To be done:
Find every line in the records that holds the string "glaces". Copy each one.

___

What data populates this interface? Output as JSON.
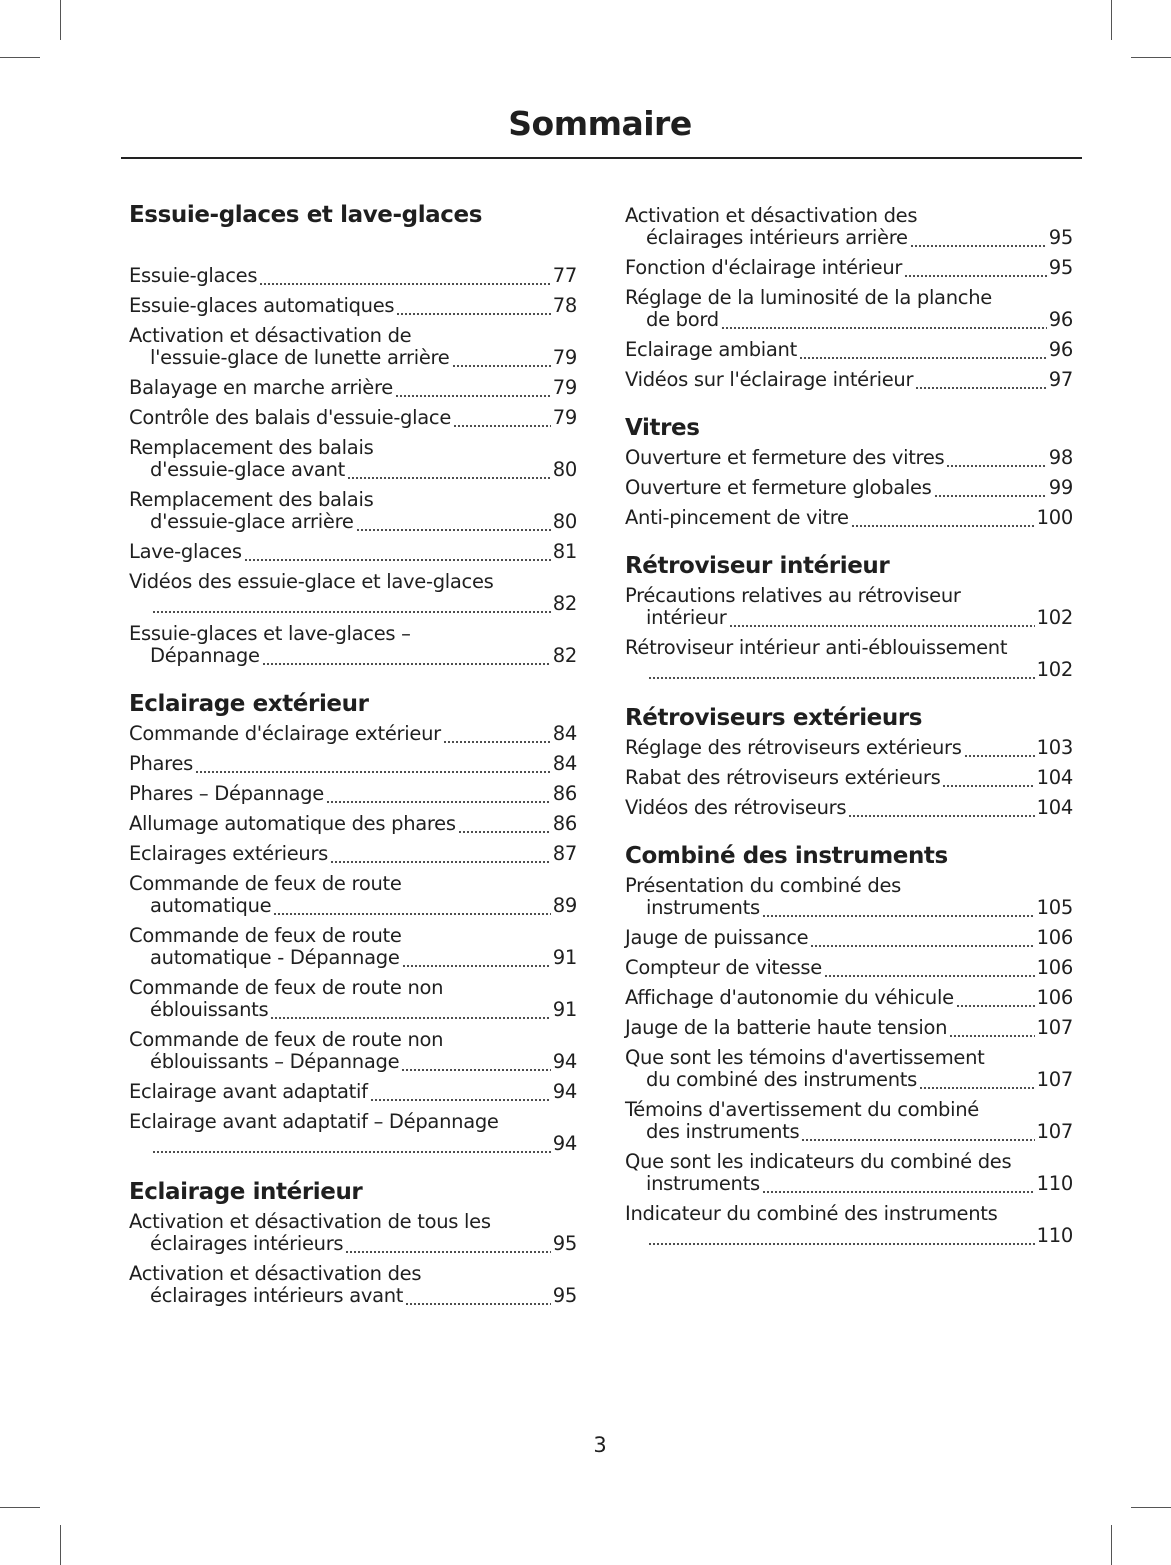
{
  "title": "Sommaire",
  "page_number": "3",
  "columns": [
    {
      "sections": [
        {
          "heading": "Essuie-glaces et lave-glaces",
          "entries": [
            {
              "lines": [
                "Essuie-glaces"
              ],
              "page": "77"
            },
            {
              "lines": [
                "Essuie-glaces automatiques"
              ],
              "page": "78"
            },
            {
              "lines": [
                "Activation et désactivation de",
                "l'essuie-glace de lunette arrière"
              ],
              "page": "79"
            },
            {
              "lines": [
                "Balayage en marche arrière"
              ],
              "page": "79"
            },
            {
              "lines": [
                "Contrôle des balais d'essuie-glace"
              ],
              "page": "79"
            },
            {
              "lines": [
                "Remplacement des balais",
                "d'essuie-glace avant"
              ],
              "page": "80"
            },
            {
              "lines": [
                "Remplacement des balais",
                "d'essuie-glace arrière"
              ],
              "page": "80"
            },
            {
              "lines": [
                "Lave-glaces"
              ],
              "page": "81"
            },
            {
              "lines": [
                "Vidéos des essuie-glace et lave-glaces",
                ""
              ],
              "page": "82"
            },
            {
              "lines": [
                "Essuie-glaces et lave-glaces –",
                "Dépannage"
              ],
              "page": "82"
            }
          ]
        },
        {
          "heading": "Eclairage extérieur",
          "entries": [
            {
              "lines": [
                "Commande d'éclairage extérieur"
              ],
              "page": "84"
            },
            {
              "lines": [
                "Phares"
              ],
              "page": "84"
            },
            {
              "lines": [
                "Phares – Dépannage"
              ],
              "page": "86"
            },
            {
              "lines": [
                "Allumage automatique des phares"
              ],
              "page": "86"
            },
            {
              "lines": [
                "Eclairages extérieurs"
              ],
              "page": "87"
            },
            {
              "lines": [
                "Commande de feux de route",
                "automatique"
              ],
              "page": "89"
            },
            {
              "lines": [
                "Commande de feux de route",
                "automatique - Dépannage"
              ],
              "page": "91"
            },
            {
              "lines": [
                "Commande de feux de route non",
                "éblouissants"
              ],
              "page": "91"
            },
            {
              "lines": [
                "Commande de feux de route non",
                "éblouissants – Dépannage"
              ],
              "page": "94"
            },
            {
              "lines": [
                "Eclairage avant adaptatif"
              ],
              "page": "94"
            },
            {
              "lines": [
                "Eclairage avant adaptatif – Dépannage",
                ""
              ],
              "page": "94"
            }
          ]
        },
        {
          "heading": "Eclairage intérieur",
          "entries": [
            {
              "lines": [
                "Activation et désactivation de tous les",
                "éclairages intérieurs"
              ],
              "page": "95"
            },
            {
              "lines": [
                "Activation et désactivation des",
                "éclairages intérieurs avant"
              ],
              "page": "95"
            }
          ]
        }
      ]
    },
    {
      "sections": [
        {
          "heading": "",
          "entries": [
            {
              "lines": [
                "Activation et désactivation des",
                "éclairages intérieurs arrière"
              ],
              "page": "95"
            },
            {
              "lines": [
                "Fonction d'éclairage intérieur"
              ],
              "page": "95"
            },
            {
              "lines": [
                "Réglage de la luminosité de la planche",
                "de bord"
              ],
              "page": "96"
            },
            {
              "lines": [
                "Eclairage ambiant"
              ],
              "page": "96"
            },
            {
              "lines": [
                "Vidéos sur l'éclairage intérieur"
              ],
              "page": "97"
            }
          ]
        },
        {
          "heading": "Vitres",
          "entries": [
            {
              "lines": [
                "Ouverture et fermeture des vitres"
              ],
              "page": "98"
            },
            {
              "lines": [
                "Ouverture et fermeture globales"
              ],
              "page": "99"
            },
            {
              "lines": [
                "Anti-pincement de vitre"
              ],
              "page": "100"
            }
          ]
        },
        {
          "heading": "Rétroviseur intérieur",
          "entries": [
            {
              "lines": [
                "Précautions relatives au rétroviseur",
                "intérieur"
              ],
              "page": "102"
            },
            {
              "lines": [
                "Rétroviseur intérieur anti-éblouissement",
                ""
              ],
              "page": "102"
            }
          ]
        },
        {
          "heading": "Rétroviseurs extérieurs",
          "entries": [
            {
              "lines": [
                "Réglage des rétroviseurs extérieurs"
              ],
              "page": "103"
            },
            {
              "lines": [
                "Rabat des rétroviseurs extérieurs"
              ],
              "page": "104"
            },
            {
              "lines": [
                "Vidéos des rétroviseurs"
              ],
              "page": "104"
            }
          ]
        },
        {
          "heading": "Combiné des instruments",
          "entries": [
            {
              "lines": [
                "Présentation du combiné des",
                "instruments"
              ],
              "page": "105"
            },
            {
              "lines": [
                "Jauge de puissance"
              ],
              "page": "106"
            },
            {
              "lines": [
                "Compteur de vitesse"
              ],
              "page": "106"
            },
            {
              "lines": [
                "Affichage d'autonomie du véhicule"
              ],
              "page": "106"
            },
            {
              "lines": [
                "Jauge de la batterie haute tension"
              ],
              "page": "107"
            },
            {
              "lines": [
                "Que sont les témoins d'avertissement",
                "du combiné des instruments"
              ],
              "page": "107"
            },
            {
              "lines": [
                "Témoins d'avertissement du combiné",
                "des instruments"
              ],
              "page": "107"
            },
            {
              "lines": [
                "Que sont les indicateurs du combiné des",
                "instruments"
              ],
              "page": "110"
            },
            {
              "lines": [
                "Indicateur du combiné des instruments",
                ""
              ],
              "page": "110"
            }
          ]
        }
      ]
    }
  ]
}
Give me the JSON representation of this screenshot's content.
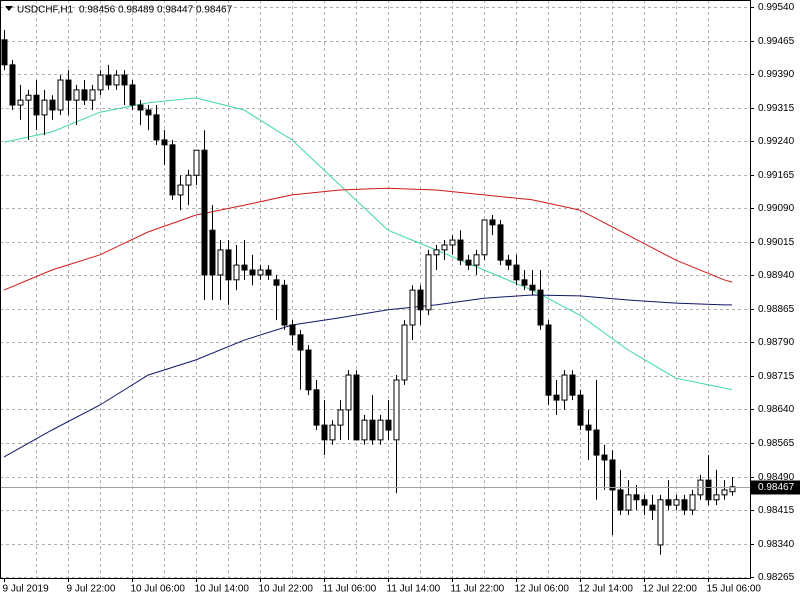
{
  "chart_data": {
    "type": "candlestick",
    "title": "USDCHF,H1",
    "categories": [
      "9 Jul 2019",
      null,
      null,
      null,
      null,
      null,
      null,
      null,
      "9 Jul 22:00",
      null,
      null,
      null,
      null,
      null,
      null,
      null,
      "10 Jul 06:00",
      null,
      null,
      null,
      null,
      null,
      null,
      null,
      "10 Jul 14:00",
      null,
      null,
      null,
      null,
      null,
      null,
      null,
      "10 Jul 22:00",
      null,
      null,
      null,
      null,
      null,
      null,
      null,
      "11 Jul 06:00",
      null,
      null,
      null,
      null,
      null,
      null,
      null,
      "11 Jul 14:00",
      null,
      null,
      null,
      null,
      null,
      null,
      null,
      "11 Jul 22:00",
      null,
      null,
      null,
      null,
      null,
      null,
      null,
      "12 Jul 06:00",
      null,
      null,
      null,
      null,
      null,
      null,
      null,
      "12 Jul 14:00",
      null,
      null,
      null,
      null,
      null,
      null,
      null,
      "12 Jul 22:00",
      null,
      null,
      null,
      null,
      null,
      null,
      null,
      "15 Jul 06:00",
      null,
      null,
      null
    ],
    "open": [
      0.99467,
      0.99411,
      0.99321,
      0.99332,
      0.99343,
      0.99299,
      0.99332,
      0.9931,
      0.99377,
      0.99332,
      0.99355,
      0.99332,
      0.99355,
      0.99388,
      0.99366,
      0.99388,
      0.99366,
      0.99321,
      0.9931,
      0.99299,
      0.99243,
      0.99232,
      0.9912,
      0.99142,
      0.99164,
      0.9922,
      0.99041,
      0.98941,
      0.98997,
      0.9893,
      0.98963,
      0.98952,
      0.98941,
      0.98952,
      0.9893,
      0.98918,
      0.98829,
      0.98807,
      0.98773,
      0.98684,
      0.98605,
      0.98572,
      0.98605,
      0.98639,
      0.98717,
      0.98572,
      0.98616,
      0.98572,
      0.98616,
      0.98572,
      0.98706,
      0.98829,
      0.98907,
      0.98863,
      0.98986,
      0.98997,
      0.99008,
      0.99019,
      0.98974,
      0.98963,
      0.98986,
      0.99064,
      0.99053,
      0.98974,
      0.98963,
      0.9893,
      0.98918,
      0.98907,
      0.98829,
      0.98672,
      0.98661,
      0.98717,
      0.98672,
      0.98605,
      0.98594,
      0.98538,
      0.98527,
      0.9846,
      0.98415,
      0.98449,
      0.98438,
      0.98426,
      0.98337,
      0.98438,
      0.98426,
      0.98438,
      0.98415,
      0.98449,
      0.98482,
      0.98438,
      0.98449,
      0.98456
    ],
    "high": [
      0.99489,
      0.99422,
      0.99366,
      0.99355,
      0.99377,
      0.99355,
      0.99343,
      0.99388,
      0.99399,
      0.99366,
      0.99377,
      0.99366,
      0.99399,
      0.99411,
      0.99399,
      0.99399,
      0.99377,
      0.99332,
      0.99321,
      0.99321,
      0.99265,
      0.99243,
      0.99164,
      0.99176,
      0.9922,
      0.99265,
      0.99097,
      0.99019,
      0.99019,
      0.99008,
      0.99019,
      0.98986,
      0.98963,
      0.98963,
      0.98941,
      0.9893,
      0.9884,
      0.98818,
      0.98784,
      0.98706,
      0.98661,
      0.98616,
      0.98661,
      0.98728,
      0.98728,
      0.98628,
      0.98672,
      0.98628,
      0.98661,
      0.98717,
      0.9884,
      0.98918,
      0.98918,
      0.98997,
      0.99008,
      0.99019,
      0.9903,
      0.99041,
      0.98986,
      0.98997,
      0.99064,
      0.99075,
      0.99064,
      0.98986,
      0.98986,
      0.98952,
      0.98952,
      0.98952,
      0.9884,
      0.98706,
      0.98728,
      0.98728,
      0.98684,
      0.98639,
      0.98706,
      0.98561,
      0.98549,
      0.98505,
      0.98482,
      0.98471,
      0.98449,
      0.98449,
      0.98449,
      0.98482,
      0.98449,
      0.98449,
      0.9846,
      0.98494,
      0.98538,
      0.98505,
      0.98482,
      0.98489
    ],
    "low": [
      0.99399,
      0.9931,
      0.99288,
      0.99243,
      0.99265,
      0.99254,
      0.99288,
      0.99299,
      0.99299,
      0.99276,
      0.99321,
      0.9931,
      0.99343,
      0.99355,
      0.99355,
      0.99321,
      0.9931,
      0.99276,
      0.99265,
      0.99232,
      0.99187,
      0.99109,
      0.99086,
      0.99097,
      0.99142,
      0.98885,
      0.98885,
      0.98885,
      0.98874,
      0.98907,
      0.9893,
      0.98918,
      0.9893,
      0.9893,
      0.9884,
      0.98818,
      0.98784,
      0.98684,
      0.98672,
      0.98594,
      0.98538,
      0.98561,
      0.98572,
      0.98572,
      0.98572,
      0.98561,
      0.98561,
      0.98561,
      0.98572,
      0.98453,
      0.98695,
      0.98795,
      0.98829,
      0.98851,
      0.98952,
      0.98974,
      0.98986,
      0.98963,
      0.98952,
      0.98941,
      0.98974,
      0.9903,
      0.98963,
      0.98952,
      0.98918,
      0.98907,
      0.98896,
      0.98818,
      0.9865,
      0.98628,
      0.98639,
      0.98661,
      0.98594,
      0.98527,
      0.98438,
      0.9846,
      0.98359,
      0.98404,
      0.98404,
      0.98415,
      0.98404,
      0.98393,
      0.98315,
      0.98415,
      0.98415,
      0.98404,
      0.98404,
      0.98438,
      0.98426,
      0.98426,
      0.98438,
      0.98447
    ],
    "close": [
      0.99411,
      0.99321,
      0.99332,
      0.99343,
      0.99299,
      0.99332,
      0.9931,
      0.99377,
      0.99332,
      0.99355,
      0.99332,
      0.99355,
      0.99388,
      0.99366,
      0.99388,
      0.99366,
      0.99321,
      0.9931,
      0.99299,
      0.99243,
      0.99232,
      0.9912,
      0.99142,
      0.99164,
      0.9922,
      0.98941,
      0.98941,
      0.98997,
      0.9893,
      0.98963,
      0.98952,
      0.98941,
      0.98952,
      0.98941,
      0.98918,
      0.98829,
      0.98807,
      0.98773,
      0.98684,
      0.98605,
      0.98572,
      0.98605,
      0.98639,
      0.98717,
      0.98572,
      0.98616,
      0.98572,
      0.98616,
      0.98594,
      0.98706,
      0.98829,
      0.98907,
      0.98863,
      0.98986,
      0.98997,
      0.99008,
      0.99019,
      0.98974,
      0.98963,
      0.98986,
      0.99064,
      0.99053,
      0.98974,
      0.98963,
      0.9893,
      0.98918,
      0.98907,
      0.98829,
      0.98672,
      0.98661,
      0.98717,
      0.98672,
      0.98605,
      0.98594,
      0.98538,
      0.98527,
      0.9846,
      0.98415,
      0.98449,
      0.98438,
      0.98426,
      0.98415,
      0.98438,
      0.98426,
      0.98438,
      0.98415,
      0.98449,
      0.98482,
      0.98438,
      0.98449,
      0.9846,
      0.98467
    ],
    "lines": [
      {
        "color": "#40d8a0",
        "x": [
          0,
          6,
          12,
          18,
          24,
          30,
          36,
          42,
          48,
          54,
          60,
          66,
          72,
          78,
          84,
          90,
          91
        ],
        "values": [
          0.99238,
          0.99261,
          0.99305,
          0.99326,
          0.99337,
          0.9931,
          0.99243,
          0.99142,
          0.99041,
          0.98997,
          0.98952,
          0.98907,
          0.98851,
          0.98773,
          0.9871,
          0.98688,
          0.98684
        ]
      },
      {
        "color": "#d01818",
        "x": [
          0,
          6,
          12,
          18,
          24,
          30,
          36,
          42,
          48,
          54,
          60,
          66,
          72,
          78,
          84,
          90,
          91
        ],
        "values": [
          0.98907,
          0.98952,
          0.98986,
          0.99037,
          0.99075,
          0.99097,
          0.9912,
          0.99131,
          0.99135,
          0.99131,
          0.9912,
          0.99109,
          0.99086,
          0.9903,
          0.98974,
          0.9893,
          0.98925
        ]
      },
      {
        "color": "#101868",
        "x": [
          0,
          6,
          12,
          18,
          24,
          30,
          36,
          42,
          48,
          54,
          60,
          66,
          72,
          78,
          84,
          90,
          91
        ],
        "values": [
          0.98534,
          0.98594,
          0.9865,
          0.98717,
          0.98751,
          0.98795,
          0.98829,
          0.98845,
          0.98863,
          0.98874,
          0.98889,
          0.98896,
          0.98894,
          0.98885,
          0.98878,
          0.98874,
          0.98874
        ]
      }
    ],
    "ylim": [
      0.98263,
      0.99556
    ],
    "yticks": [
      {
        "value": 0.9954,
        "label": "0.99540"
      },
      0.99465,
      {
        "value": 0.9939,
        "label": "0.99390"
      },
      0.99315,
      {
        "value": 0.9924,
        "label": "0.99240"
      },
      0.99165,
      {
        "value": 0.9909,
        "label": "0.99090"
      },
      0.99015,
      {
        "value": 0.9894,
        "label": "0.98940"
      },
      0.98865,
      {
        "value": 0.9879,
        "label": "0.98790"
      },
      0.98715,
      {
        "value": 0.9864,
        "label": "0.98640"
      },
      0.98565,
      {
        "value": 0.9849,
        "label": "0.98490"
      },
      0.98415,
      {
        "value": 0.9834,
        "label": "0.98340"
      },
      0.98265
    ],
    "grid": true,
    "bull_color": "#ffffff",
    "bear_color": "#000000"
  }
}
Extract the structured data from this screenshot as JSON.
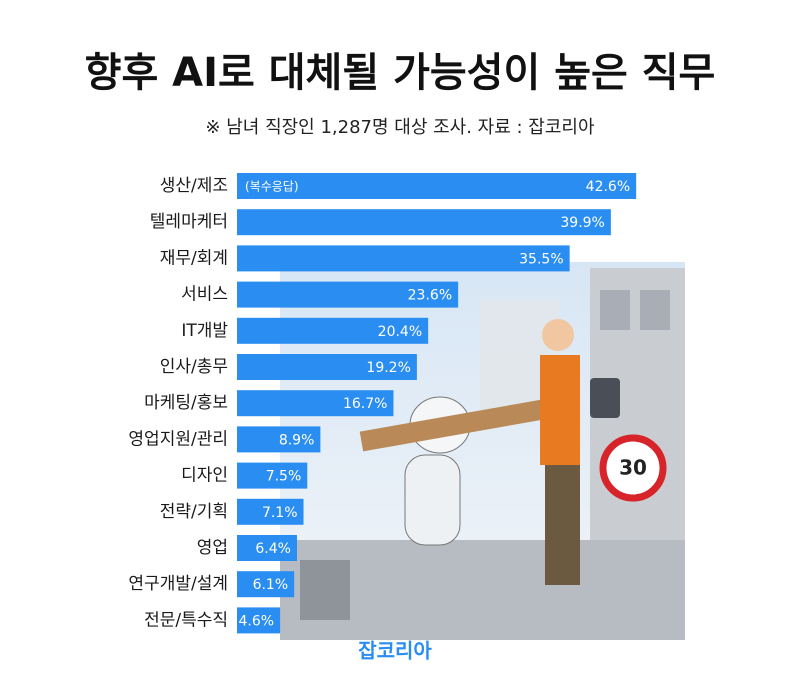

___

Solved exercise:
          "heading": "Essuie-glaces et lave-glaces",
                "Essuie-glaces"
                "Essuie-glaces automatiques"
                "Lave-glaces"
                "Vidéos des essuie-glace et lave-glaces",
                "Essuie-glaces et lave-glaces –",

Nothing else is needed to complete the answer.